* Entries provided
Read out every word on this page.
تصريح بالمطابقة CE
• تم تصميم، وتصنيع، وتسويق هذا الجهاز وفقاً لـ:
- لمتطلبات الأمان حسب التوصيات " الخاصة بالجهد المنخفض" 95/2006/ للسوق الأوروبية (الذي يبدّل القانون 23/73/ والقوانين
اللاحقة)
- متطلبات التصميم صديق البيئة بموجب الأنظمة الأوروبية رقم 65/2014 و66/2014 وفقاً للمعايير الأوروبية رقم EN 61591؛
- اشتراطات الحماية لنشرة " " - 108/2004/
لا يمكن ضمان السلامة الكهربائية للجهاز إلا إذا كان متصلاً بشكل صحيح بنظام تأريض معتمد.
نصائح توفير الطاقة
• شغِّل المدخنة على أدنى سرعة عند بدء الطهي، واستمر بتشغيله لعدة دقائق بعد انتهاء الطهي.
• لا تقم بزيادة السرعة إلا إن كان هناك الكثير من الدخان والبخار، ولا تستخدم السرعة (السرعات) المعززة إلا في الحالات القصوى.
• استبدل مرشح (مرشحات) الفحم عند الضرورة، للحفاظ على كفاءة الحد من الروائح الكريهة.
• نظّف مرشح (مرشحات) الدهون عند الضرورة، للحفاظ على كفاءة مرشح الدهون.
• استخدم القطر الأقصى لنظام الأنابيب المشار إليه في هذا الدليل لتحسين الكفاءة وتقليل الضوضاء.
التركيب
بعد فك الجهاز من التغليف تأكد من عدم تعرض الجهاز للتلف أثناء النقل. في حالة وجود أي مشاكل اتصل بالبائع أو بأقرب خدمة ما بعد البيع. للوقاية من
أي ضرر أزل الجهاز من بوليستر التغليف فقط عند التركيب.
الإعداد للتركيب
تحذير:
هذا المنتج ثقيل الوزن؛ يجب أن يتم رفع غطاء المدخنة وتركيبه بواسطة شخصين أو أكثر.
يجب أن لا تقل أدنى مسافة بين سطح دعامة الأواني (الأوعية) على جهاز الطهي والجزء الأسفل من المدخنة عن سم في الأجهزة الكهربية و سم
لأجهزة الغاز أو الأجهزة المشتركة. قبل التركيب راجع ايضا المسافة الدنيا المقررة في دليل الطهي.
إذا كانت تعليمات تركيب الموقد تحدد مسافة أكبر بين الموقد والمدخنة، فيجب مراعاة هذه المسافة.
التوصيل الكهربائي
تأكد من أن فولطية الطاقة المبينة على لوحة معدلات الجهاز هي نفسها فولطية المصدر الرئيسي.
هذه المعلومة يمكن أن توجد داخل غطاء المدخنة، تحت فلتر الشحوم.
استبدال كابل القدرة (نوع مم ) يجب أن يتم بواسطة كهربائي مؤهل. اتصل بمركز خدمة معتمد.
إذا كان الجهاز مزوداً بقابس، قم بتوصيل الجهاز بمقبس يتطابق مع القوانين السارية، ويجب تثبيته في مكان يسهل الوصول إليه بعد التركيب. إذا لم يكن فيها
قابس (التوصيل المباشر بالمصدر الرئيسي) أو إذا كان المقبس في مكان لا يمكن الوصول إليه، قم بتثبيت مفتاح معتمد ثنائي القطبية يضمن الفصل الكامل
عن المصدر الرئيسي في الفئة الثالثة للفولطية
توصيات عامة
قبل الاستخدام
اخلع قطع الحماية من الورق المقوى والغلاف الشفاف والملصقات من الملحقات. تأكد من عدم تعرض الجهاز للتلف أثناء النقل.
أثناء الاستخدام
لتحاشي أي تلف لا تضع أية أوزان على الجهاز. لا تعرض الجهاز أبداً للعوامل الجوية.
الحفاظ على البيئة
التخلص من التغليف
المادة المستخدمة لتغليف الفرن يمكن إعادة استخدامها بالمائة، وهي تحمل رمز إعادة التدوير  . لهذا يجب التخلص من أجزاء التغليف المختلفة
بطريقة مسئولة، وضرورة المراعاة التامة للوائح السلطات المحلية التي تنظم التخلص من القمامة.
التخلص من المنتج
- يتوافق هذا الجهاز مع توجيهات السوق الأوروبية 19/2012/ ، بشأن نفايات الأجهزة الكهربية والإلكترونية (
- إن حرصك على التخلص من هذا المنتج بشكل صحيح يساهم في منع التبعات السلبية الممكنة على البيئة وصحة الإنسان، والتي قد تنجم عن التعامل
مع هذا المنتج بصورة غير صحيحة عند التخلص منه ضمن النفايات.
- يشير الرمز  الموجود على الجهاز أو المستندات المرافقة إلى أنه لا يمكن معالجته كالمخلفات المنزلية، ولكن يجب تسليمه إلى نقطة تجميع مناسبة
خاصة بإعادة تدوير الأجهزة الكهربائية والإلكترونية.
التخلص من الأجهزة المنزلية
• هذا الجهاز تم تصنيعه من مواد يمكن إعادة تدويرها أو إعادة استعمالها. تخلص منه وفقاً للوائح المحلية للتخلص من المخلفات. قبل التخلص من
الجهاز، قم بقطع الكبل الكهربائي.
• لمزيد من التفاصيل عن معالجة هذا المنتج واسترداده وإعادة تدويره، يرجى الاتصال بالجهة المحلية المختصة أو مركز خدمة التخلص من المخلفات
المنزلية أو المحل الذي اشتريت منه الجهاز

* Work instructions
Pull out all lines from the listing that contain the string "مرشحات".

* Response to this task
• استبدل مرشح (مرشحات) الفحم عند الضرورة، للحفاظ على كفاءة الحد من الروائح الكريهة.
• نظّف مرشح (مرشحات) الدهون عند الضرورة، للحفاظ على كفاءة مرشح الدهون.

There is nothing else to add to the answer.